Print each of the rows below word for word, omitting the pictures.

Stored entries:

################

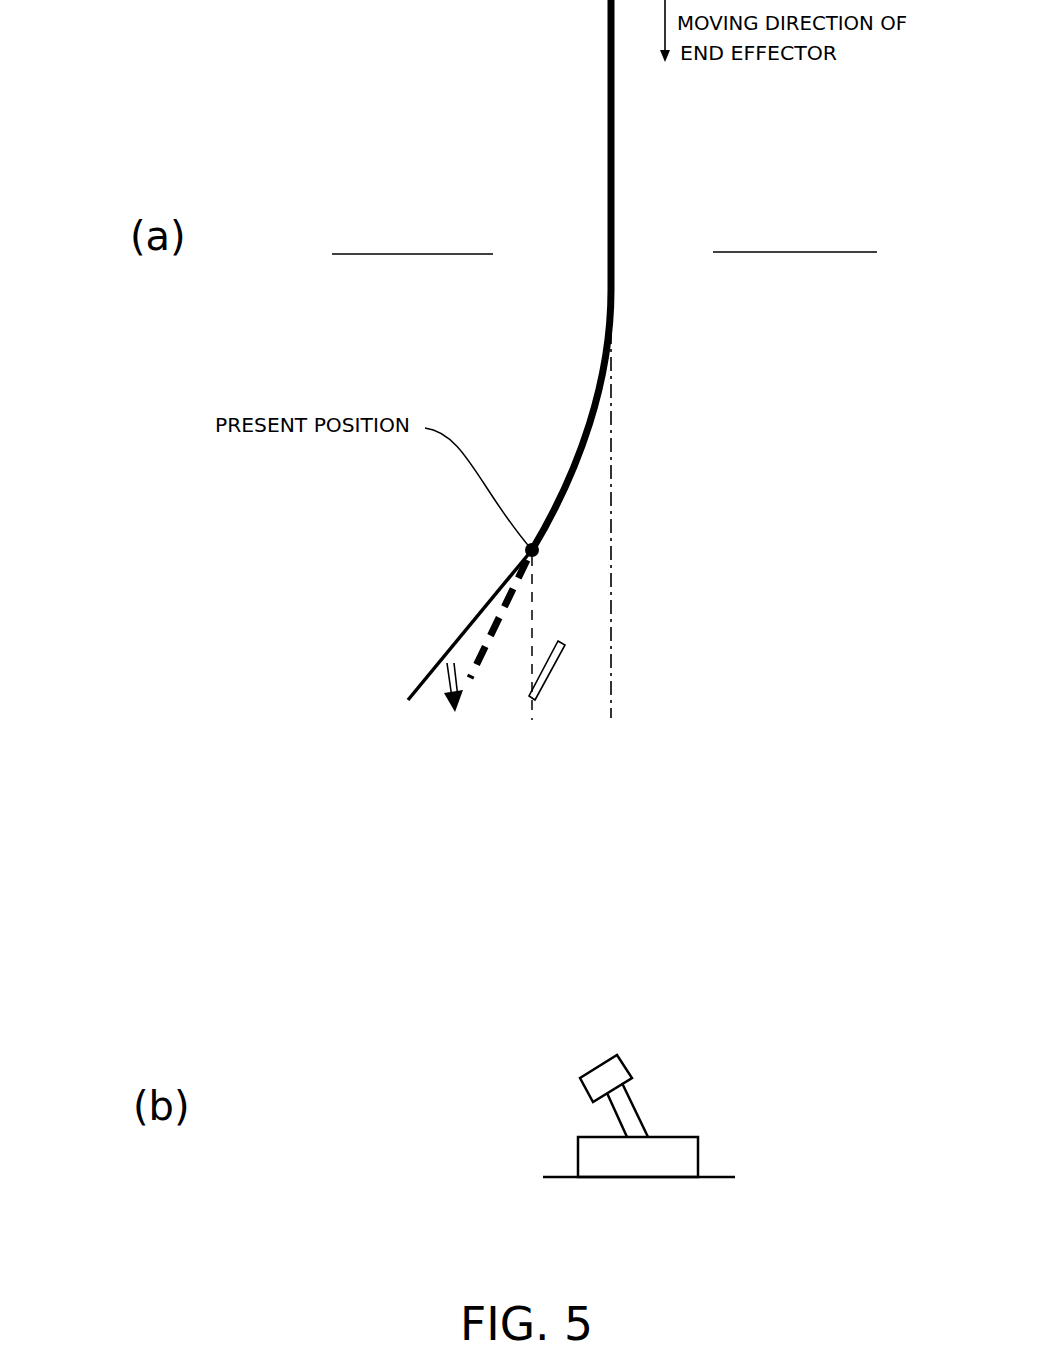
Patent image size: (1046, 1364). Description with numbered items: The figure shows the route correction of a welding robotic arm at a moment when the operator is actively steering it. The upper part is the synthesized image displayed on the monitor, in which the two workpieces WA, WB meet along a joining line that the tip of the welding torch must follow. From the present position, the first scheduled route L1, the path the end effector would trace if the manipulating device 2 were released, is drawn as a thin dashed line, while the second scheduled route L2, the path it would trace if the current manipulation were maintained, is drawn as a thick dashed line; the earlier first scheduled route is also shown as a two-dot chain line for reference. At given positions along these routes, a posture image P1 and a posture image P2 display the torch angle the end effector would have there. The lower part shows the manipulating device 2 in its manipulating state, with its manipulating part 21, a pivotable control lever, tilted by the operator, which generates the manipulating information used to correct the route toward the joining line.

The manipulating device 2 is at (545, 998).
The manipulating part 21 is at (595, 1065).
The first scheduled route L1 is at (532, 618).
The second scheduled route L2 is at (468, 620).
The posture image P1 is at (545, 686).
The posture image P2 is at (449, 692).
The workpiece WA is at (412, 243).
The workpiece WB is at (795, 241).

################

Answer for this exercise:
Patent image size: (1046, 1364). Description with numbered items: The figure shows the route correction of a welding robotic arm at a moment when the operator is actively steering it. The upper part is the synthesized image displayed on the monitor, in which the two workpieces WA, WB meet along a joining line that the tip of the welding torch must follow. From the present position, the first scheduled route L1, the path the end effector would trace if the manipulating device 2 were released, is drawn as a thin dashed line, while the second scheduled route L2, the path it would trace if the current manipulation were maintained, is drawn as a thick dashed line; the earlier first scheduled route is also shown as a two-dot chain line for reference. At given positions along these routes, a posture image P1 and a posture image P2 display the torch angle the end effector would have there. The lower part shows the manipulating device 2 in its manipulating state, with its manipulating part 21, a pivotable control lever, tilted by the operator, which generates the manipulating information used to correct the route toward the joining line.

The manipulating device 2 is at (545, 998).
The manipulating part 21 is at (595, 1065).
The first scheduled route L1 is at (532, 618).
The second scheduled route L2 is at (468, 620).
The posture image P1 is at (545, 686).
The posture image P2 is at (449, 692).
The workpiece WA is at (412, 243).
The workpiece WB is at (795, 241).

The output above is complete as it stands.